[Begin Records for this task]

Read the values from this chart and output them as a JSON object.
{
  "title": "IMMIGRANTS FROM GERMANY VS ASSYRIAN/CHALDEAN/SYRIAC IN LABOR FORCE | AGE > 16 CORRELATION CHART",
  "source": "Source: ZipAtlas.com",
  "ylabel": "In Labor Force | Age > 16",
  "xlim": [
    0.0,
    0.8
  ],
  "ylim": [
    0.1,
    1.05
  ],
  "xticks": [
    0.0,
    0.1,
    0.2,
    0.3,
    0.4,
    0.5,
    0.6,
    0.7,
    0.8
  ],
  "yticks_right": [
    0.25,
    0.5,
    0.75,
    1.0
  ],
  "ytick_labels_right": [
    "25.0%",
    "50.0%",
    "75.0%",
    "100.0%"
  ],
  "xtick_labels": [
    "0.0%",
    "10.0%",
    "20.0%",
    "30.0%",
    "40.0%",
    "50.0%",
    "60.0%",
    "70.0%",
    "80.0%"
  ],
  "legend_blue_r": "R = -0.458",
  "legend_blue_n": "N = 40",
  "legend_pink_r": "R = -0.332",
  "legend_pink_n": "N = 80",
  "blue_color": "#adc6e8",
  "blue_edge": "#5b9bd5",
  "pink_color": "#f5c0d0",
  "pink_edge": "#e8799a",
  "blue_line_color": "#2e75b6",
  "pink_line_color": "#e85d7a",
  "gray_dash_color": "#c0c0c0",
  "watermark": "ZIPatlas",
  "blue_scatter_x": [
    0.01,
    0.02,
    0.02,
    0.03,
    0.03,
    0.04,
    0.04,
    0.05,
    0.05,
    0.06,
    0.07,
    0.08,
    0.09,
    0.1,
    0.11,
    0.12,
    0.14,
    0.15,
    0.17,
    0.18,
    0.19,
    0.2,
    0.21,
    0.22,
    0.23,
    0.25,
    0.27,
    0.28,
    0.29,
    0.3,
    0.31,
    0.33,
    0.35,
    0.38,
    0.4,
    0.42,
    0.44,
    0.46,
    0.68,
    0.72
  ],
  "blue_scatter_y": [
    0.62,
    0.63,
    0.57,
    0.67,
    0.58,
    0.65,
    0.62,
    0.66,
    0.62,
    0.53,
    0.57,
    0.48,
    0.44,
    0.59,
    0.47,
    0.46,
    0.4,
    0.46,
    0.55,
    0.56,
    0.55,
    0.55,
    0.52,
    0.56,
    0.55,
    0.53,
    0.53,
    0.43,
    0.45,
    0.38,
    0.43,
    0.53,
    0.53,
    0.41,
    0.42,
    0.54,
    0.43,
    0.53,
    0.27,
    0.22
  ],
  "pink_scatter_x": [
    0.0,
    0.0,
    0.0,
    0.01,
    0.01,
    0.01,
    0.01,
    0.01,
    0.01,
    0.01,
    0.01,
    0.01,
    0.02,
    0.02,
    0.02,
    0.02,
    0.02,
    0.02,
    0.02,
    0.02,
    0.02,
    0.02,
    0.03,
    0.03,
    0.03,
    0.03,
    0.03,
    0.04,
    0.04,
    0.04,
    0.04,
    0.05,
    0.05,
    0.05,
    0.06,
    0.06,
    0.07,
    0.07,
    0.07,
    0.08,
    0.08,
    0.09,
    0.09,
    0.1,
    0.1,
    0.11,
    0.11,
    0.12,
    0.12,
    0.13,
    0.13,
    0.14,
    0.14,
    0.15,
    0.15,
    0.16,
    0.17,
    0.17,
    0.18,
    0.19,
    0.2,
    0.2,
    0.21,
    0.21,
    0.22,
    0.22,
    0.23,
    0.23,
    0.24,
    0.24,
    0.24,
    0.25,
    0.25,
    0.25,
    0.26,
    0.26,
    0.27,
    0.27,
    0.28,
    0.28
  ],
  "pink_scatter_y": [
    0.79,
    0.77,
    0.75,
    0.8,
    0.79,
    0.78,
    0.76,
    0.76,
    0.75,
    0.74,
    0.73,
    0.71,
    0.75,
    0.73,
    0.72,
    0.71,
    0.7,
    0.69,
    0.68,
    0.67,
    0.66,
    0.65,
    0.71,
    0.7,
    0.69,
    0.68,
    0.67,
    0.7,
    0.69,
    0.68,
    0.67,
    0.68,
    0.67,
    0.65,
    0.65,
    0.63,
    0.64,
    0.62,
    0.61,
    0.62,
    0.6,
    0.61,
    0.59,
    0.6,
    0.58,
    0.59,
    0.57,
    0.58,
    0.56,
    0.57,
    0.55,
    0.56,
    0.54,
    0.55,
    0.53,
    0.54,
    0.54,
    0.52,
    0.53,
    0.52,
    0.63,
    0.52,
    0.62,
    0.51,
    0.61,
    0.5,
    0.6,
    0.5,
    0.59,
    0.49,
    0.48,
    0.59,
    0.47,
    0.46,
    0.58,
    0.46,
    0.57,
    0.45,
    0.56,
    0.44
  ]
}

[End Records for this task]

- **Short problem**: Quote every record above exactly.

- **Response for this exercise**:
Read the values from this chart and output them as a JSON object.
{
  "title": "IMMIGRANTS FROM GERMANY VS ASSYRIAN/CHALDEAN/SYRIAC IN LABOR FORCE | AGE > 16 CORRELATION CHART",
  "source": "Source: ZipAtlas.com",
  "ylabel": "In Labor Force | Age > 16",
  "xlim": [
    0.0,
    0.8
  ],
  "ylim": [
    0.1,
    1.05
  ],
  "xticks": [
    0.0,
    0.1,
    0.2,
    0.3,
    0.4,
    0.5,
    0.6,
    0.7,
    0.8
  ],
  "yticks_right": [
    0.25,
    0.5,
    0.75,
    1.0
  ],
  "ytick_labels_right": [
    "25.0%",
    "50.0%",
    "75.0%",
    "100.0%"
  ],
  "xtick_labels": [
    "0.0%",
    "10.0%",
    "20.0%",
    "30.0%",
    "40.0%",
    "50.0%",
    "60.0%",
    "70.0%",
    "80.0%"
  ],
  "legend_blue_r": "R = -0.458",
  "legend_blue_n": "N = 40",
  "legend_pink_r": "R = -0.332",
  "legend_pink_n": "N = 80",
  "blue_color": "#adc6e8",
  "blue_edge": "#5b9bd5",
  "pink_color": "#f5c0d0",
  "pink_edge": "#e8799a",
  "blue_line_color": "#2e75b6",
  "pink_line_color": "#e85d7a",
  "gray_dash_color": "#c0c0c0",
  "watermark": "ZIPatlas",
  "blue_scatter_x": [
    0.01,
    0.02,
    0.02,
    0.03,
    0.03,
    0.04,
    0.04,
    0.05,
    0.05,
    0.06,
    0.07,
    0.08,
    0.09,
    0.1,
    0.11,
    0.12,
    0.14,
    0.15,
    0.17,
    0.18,
    0.19,
    0.2,
    0.21,
    0.22,
    0.23,
    0.25,
    0.27,
    0.28,
    0.29,
    0.3,
    0.31,
    0.33,
    0.35,
    0.38,
    0.4,
    0.42,
    0.44,
    0.46,
    0.68,
    0.72
  ],
  "blue_scatter_y": [
    0.62,
    0.63,
    0.57,
    0.67,
    0.58,
    0.65,
    0.62,
    0.66,
    0.62,
    0.53,
    0.57,
    0.48,
    0.44,
    0.59,
    0.47,
    0.46,
    0.4,
    0.46,
    0.55,
    0.56,
    0.55,
    0.55,
    0.52,
    0.56,
    0.55,
    0.53,
    0.53,
    0.43,
    0.45,
    0.38,
    0.43,
    0.53,
    0.53,
    0.41,
    0.42,
    0.54,
    0.43,
    0.53,
    0.27,
    0.22
  ],
  "pink_scatter_x": [
    0.0,
    0.0,
    0.0,
    0.01,
    0.01,
    0.01,
    0.01,
    0.01,
    0.01,
    0.01,
    0.01,
    0.01,
    0.02,
    0.02,
    0.02,
    0.02,
    0.02,
    0.02,
    0.02,
    0.02,
    0.02,
    0.02,
    0.03,
    0.03,
    0.03,
    0.03,
    0.03,
    0.04,
    0.04,
    0.04,
    0.04,
    0.05,
    0.05,
    0.05,
    0.06,
    0.06,
    0.07,
    0.07,
    0.07,
    0.08,
    0.08,
    0.09,
    0.09,
    0.1,
    0.1,
    0.11,
    0.11,
    0.12,
    0.12,
    0.13,
    0.13,
    0.14,
    0.14,
    0.15,
    0.15,
    0.16,
    0.17,
    0.17,
    0.18,
    0.19,
    0.2,
    0.2,
    0.21,
    0.21,
    0.22,
    0.22,
    0.23,
    0.23,
    0.24,
    0.24,
    0.24,
    0.25,
    0.25,
    0.25,
    0.26,
    0.26,
    0.27,
    0.27,
    0.28,
    0.28
  ],
  "pink_scatter_y": [
    0.79,
    0.77,
    0.75,
    0.8,
    0.79,
    0.78,
    0.76,
    0.76,
    0.75,
    0.74,
    0.73,
    0.71,
    0.75,
    0.73,
    0.72,
    0.71,
    0.7,
    0.69,
    0.68,
    0.67,
    0.66,
    0.65,
    0.71,
    0.7,
    0.69,
    0.68,
    0.67,
    0.7,
    0.69,
    0.68,
    0.67,
    0.68,
    0.67,
    0.65,
    0.65,
    0.63,
    0.64,
    0.62,
    0.61,
    0.62,
    0.6,
    0.61,
    0.59,
    0.6,
    0.58,
    0.59,
    0.57,
    0.58,
    0.56,
    0.57,
    0.55,
    0.56,
    0.54,
    0.55,
    0.53,
    0.54,
    0.54,
    0.52,
    0.53,
    0.52,
    0.63,
    0.52,
    0.62,
    0.51,
    0.61,
    0.5,
    0.6,
    0.5,
    0.59,
    0.49,
    0.48,
    0.59,
    0.47,
    0.46,
    0.58,
    0.46,
    0.57,
    0.45,
    0.56,
    0.44
  ]
}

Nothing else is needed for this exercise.